# [REQUIRED WORK]
All of the lines below are to be printed again exactly; images are excluded from the output.

Extracted records
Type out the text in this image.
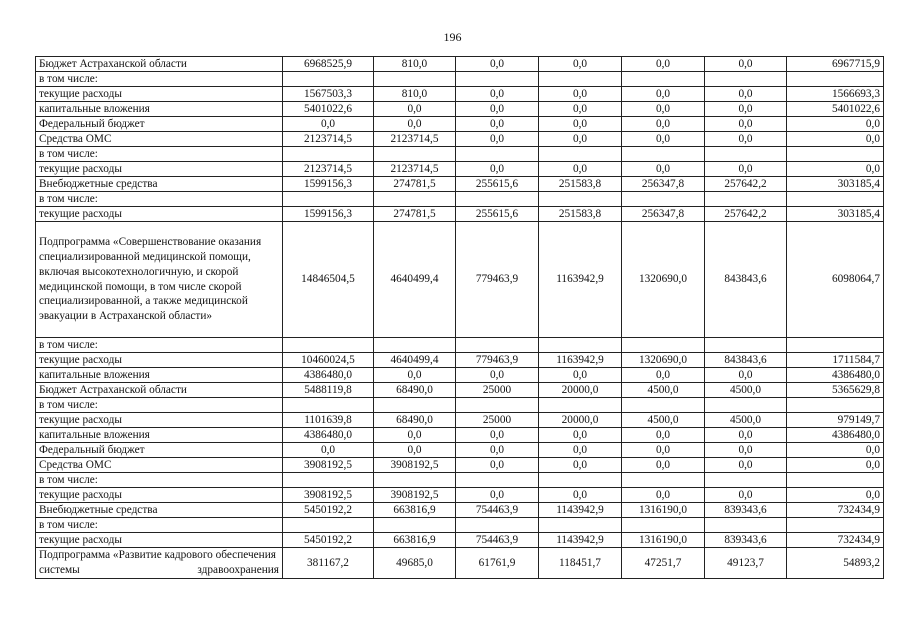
196
Бюджет Астраханской области	6968525,9	810,0	0,0	0,0	0,0	0,0	6967715,9
в том числе:							
текущие расходы	1567503,3	810,0	0,0	0,0	0,0	0,0	1566693,3
капитальные вложения	5401022,6	0,0	0,0	0,0	0,0	0,0	5401022,6
Федеральный бюджет	0,0	0,0	0,0	0,0	0,0	0,0	0,0
Средства ОМС	2123714,5	2123714,5	0,0	0,0	0,0	0,0	0,0
в том числе:							
текущие расходы	2123714,5	2123714,5	0,0	0,0	0,0	0,0	0,0
Внебюджетные средства	1599156,3	274781,5	255615,6	251583,8	256347,8	257642,2	303185,4
в том числе:							
текущие расходы	1599156,3	274781,5	255615,6	251583,8	256347,8	257642,2	303185,4
Подпрограмма «Совершенствование оказания специализированной медицинской помощи, включая высокотехнологичную, и скорой медицинской помощи, в том числе скорой специализированной, а также медицинской эвакуации в Астраханской области»	14846504,5	4640499,4	779463,9	1163942,9	1320690,0	843843,6	6098064,7
в том числе:							
текущие расходы	10460024,5	4640499,4	779463,9	1163942,9	1320690,0	843843,6	1711584,7
капитальные вложения	4386480,0	0,0	0,0	0,0	0,0	0,0	4386480,0
Бюджет Астраханской области	5488119,8	68490,0	25000	20000,0	4500,0	4500,0	5365629,8
в том числе:							
текущие расходы	1101639,8	68490,0	25000	20000,0	4500,0	4500,0	979149,7
капитальные вложения	4386480,0	0,0	0,0	0,0	0,0	0,0	4386480,0
Федеральный бюджет	0,0	0,0	0,0	0,0	0,0	0,0	0,0
Средства ОМС	3908192,5	3908192,5	0,0	0,0	0,0	0,0	0,0
в том числе:							
текущие расходы	3908192,5	3908192,5	0,0	0,0	0,0	0,0	0,0
Внебюджетные средства	5450192,2	663816,9	754463,9	1143942,9	1316190,0	839343,6	732434,9
в том числе:							
текущие расходы	5450192,2	663816,9	754463,9	1143942,9	1316190,0	839343,6	732434,9
Подпрограмма «Развитие кадрового обеспечения системы здравоохранения	381167,2	49685,0	61761,9	118451,7	47251,7	49123,7	54893,2
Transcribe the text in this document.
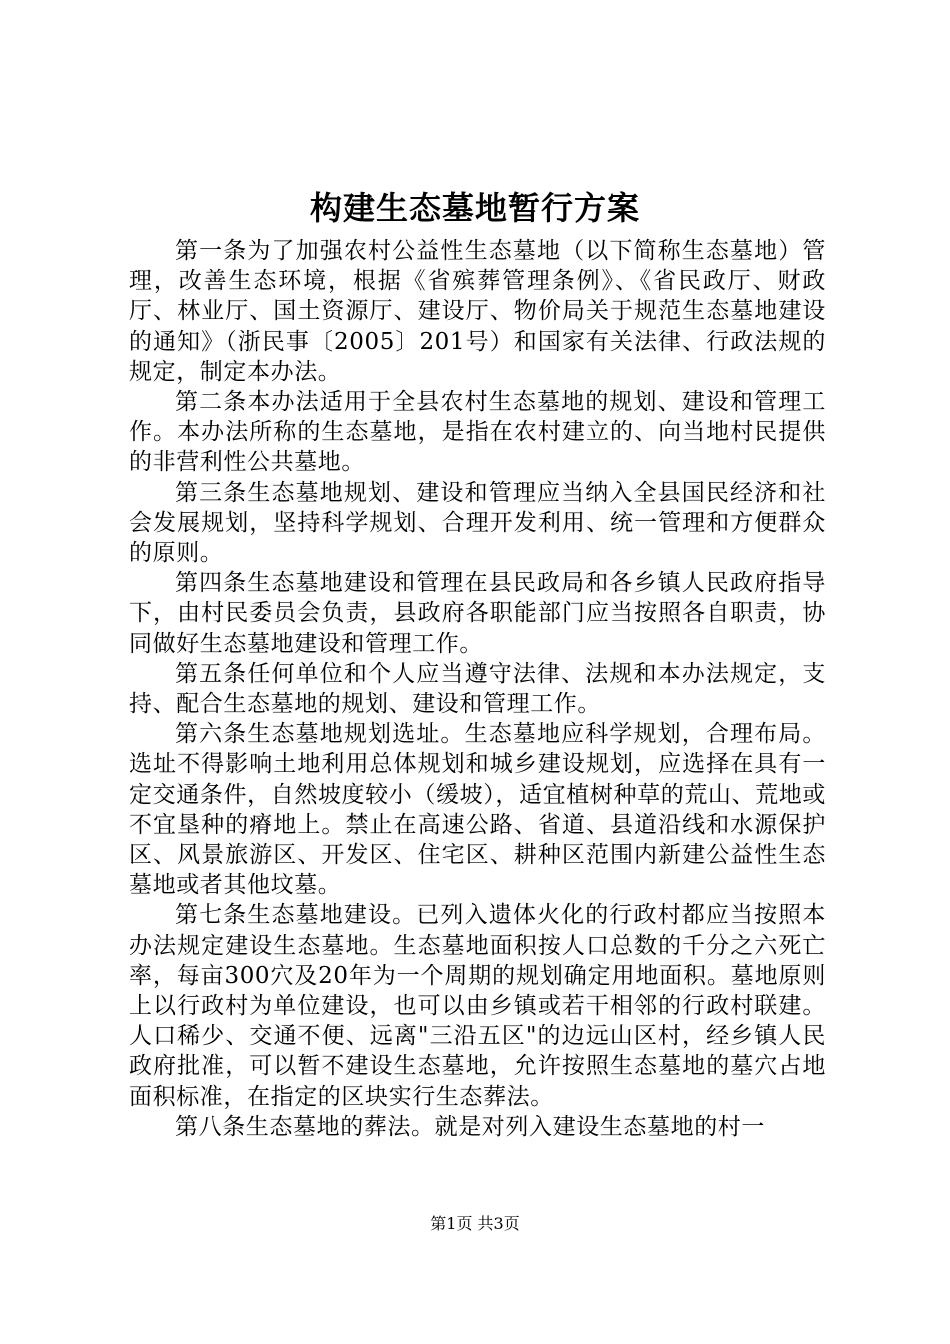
构建生态墓地暂行方案

第一条为了加强农村公益性生态墓地（以下简称生态墓地）管理，改善生态环境，根据《省殡葬管理条例》、《省民政厅、财政厅、林业厅、国土资源厅、建设厅、物价局关于规范生态墓地建设的通知》（浙民事〔2005〕201号）和国家有关法律、行政法规的规定，制定本办法。

第二条本办法适用于全县农村生态墓地的规划、建设和管理工作。本办法所称的生态墓地，是指在农村建立的、向当地村民提供的非营利性公共墓地。

第三条生态墓地规划、建设和管理应当纳入全县国民经济和社会发展规划，坚持科学规划、合理开发利用、统一管理和方便群众的原则。

第四条生态墓地建设和管理在县民政局和各乡镇人民政府指导下，由村民委员会负责，县政府各职能部门应当按照各自职责，协同做好生态墓地建设和管理工作。

第五条任何单位和个人应当遵守法律、法规和本办法规定，支持、配合生态墓地的规划、建设和管理工作。

第六条生态墓地规划选址。生态墓地应科学规划，合理布局。选址不得影响土地利用总体规划和城乡建设规划，应选择在具有一定交通条件，自然坡度较小（缓坡），适宜植树种草的荒山、荒地或不宜垦种的瘠地上。禁止在高速公路、省道、县道沿线和水源保护区、风景旅游区、开发区、住宅区、耕种区范围内新建公益性生态墓地或者其他坟墓。

第七条生态墓地建设。已列入遗体火化的行政村都应当按照本办法规定建设生态墓地。生态墓地面积按人口总数的千分之六死亡率，每亩300穴及20年为一个周期的规划确定用地面积。墓地原则上以行政村为单位建设，也可以由乡镇或若干相邻的行政村联建。人口稀少、交通不便、远离"三沿五区"的边远山区村，经乡镇人民政府批准，可以暂不建设生态墓地，允许按照生态墓地的墓穴占地面积标准，在指定的区块实行生态葬法。

第八条生态墓地的葬法。就是对列入建设生态墓地的村一

第1页 共3页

# [REPLY TO THE EXERCISE]
Type out the text in this image.
196
Бюджет Астраханской области	6968525,9	810,0	0,0	0,0	0,0	0,0	6967715,9
в том числе:							
текущие расходы	1567503,3	810,0	0,0	0,0	0,0	0,0	1566693,3
капитальные вложения	5401022,6	0,0	0,0	0,0	0,0	0,0	5401022,6
Федеральный бюджет	0,0	0,0	0,0	0,0	0,0	0,0	0,0
Средства ОМС	2123714,5	2123714,5	0,0	0,0	0,0	0,0	0,0
в том числе:							
текущие расходы	2123714,5	2123714,5	0,0	0,0	0,0	0,0	0,0
Внебюджетные средства	1599156,3	274781,5	255615,6	251583,8	256347,8	257642,2	303185,4
в том числе:							
текущие расходы	1599156,3	274781,5	255615,6	251583,8	256347,8	257642,2	303185,4
Подпрограмма «Совершенствование оказания специализированной медицинской помощи, включая высокотехнологичную, и скорой медицинской помощи, в том числе скорой специализированной, а также медицинской эвакуации в Астраханской области»	14846504,5	4640499,4	779463,9	1163942,9	1320690,0	843843,6	6098064,7
в том числе:							
текущие расходы	10460024,5	4640499,4	779463,9	1163942,9	1320690,0	843843,6	1711584,7
капитальные вложения	4386480,0	0,0	0,0	0,0	0,0	0,0	4386480,0
Бюджет Астраханской области	5488119,8	68490,0	25000	20000,0	4500,0	4500,0	5365629,8
в том числе:							
текущие расходы	1101639,8	68490,0	25000	20000,0	4500,0	4500,0	979149,7
капитальные вложения	4386480,0	0,0	0,0	0,0	0,0	0,0	4386480,0
Федеральный бюджет	0,0	0,0	0,0	0,0	0,0	0,0	0,0
Средства ОМС	3908192,5	3908192,5	0,0	0,0	0,0	0,0	0,0
в том числе:							
текущие расходы	3908192,5	3908192,5	0,0	0,0	0,0	0,0	0,0
Внебюджетные средства	5450192,2	663816,9	754463,9	1143942,9	1316190,0	839343,6	732434,9
в том числе:							
текущие расходы	5450192,2	663816,9	754463,9	1143942,9	1316190,0	839343,6	732434,9
Подпрограмма «Развитие кадрового обеспечения системы здравоохранения	381167,2	49685,0	61761,9	118451,7	47251,7	49123,7	54893,2
Transcribe the text in this document.
构建生态墓地暂行方案

第一条为了加强农村公益性生态墓地（以下简称生态墓地）管理，改善生态环境，根据《省殡葬管理条例》、《省民政厅、财政厅、林业厅、国土资源厅、建设厅、物价局关于规范生态墓地建设的通知》（浙民事〔2005〕201号）和国家有关法律、行政法规的规定，制定本办法。

第二条本办法适用于全县农村生态墓地的规划、建设和管理工作。本办法所称的生态墓地，是指在农村建立的、向当地村民提供的非营利性公共墓地。

第三条生态墓地规划、建设和管理应当纳入全县国民经济和社会发展规划，坚持科学规划、合理开发利用、统一管理和方便群众的原则。

第四条生态墓地建设和管理在县民政局和各乡镇人民政府指导下，由村民委员会负责，县政府各职能部门应当按照各自职责，协同做好生态墓地建设和管理工作。

第五条任何单位和个人应当遵守法律、法规和本办法规定，支持、配合生态墓地的规划、建设和管理工作。

第六条生态墓地规划选址。生态墓地应科学规划，合理布局。选址不得影响土地利用总体规划和城乡建设规划，应选择在具有一定交通条件，自然坡度较小（缓坡），适宜植树种草的荒山、荒地或不宜垦种的瘠地上。禁止在高速公路、省道、县道沿线和水源保护区、风景旅游区、开发区、住宅区、耕种区范围内新建公益性生态墓地或者其他坟墓。

第七条生态墓地建设。已列入遗体火化的行政村都应当按照本办法规定建设生态墓地。生态墓地面积按人口总数的千分之六死亡率，每亩300穴及20年为一个周期的规划确定用地面积。墓地原则上以行政村为单位建设，也可以由乡镇或若干相邻的行政村联建。人口稀少、交通不便、远离"三沿五区"的边远山区村，经乡镇人民政府批准，可以暂不建设生态墓地，允许按照生态墓地的墓穴占地面积标准，在指定的区块实行生态葬法。

第八条生态墓地的葬法。就是对列入建设生态墓地的村一

第1页 共3页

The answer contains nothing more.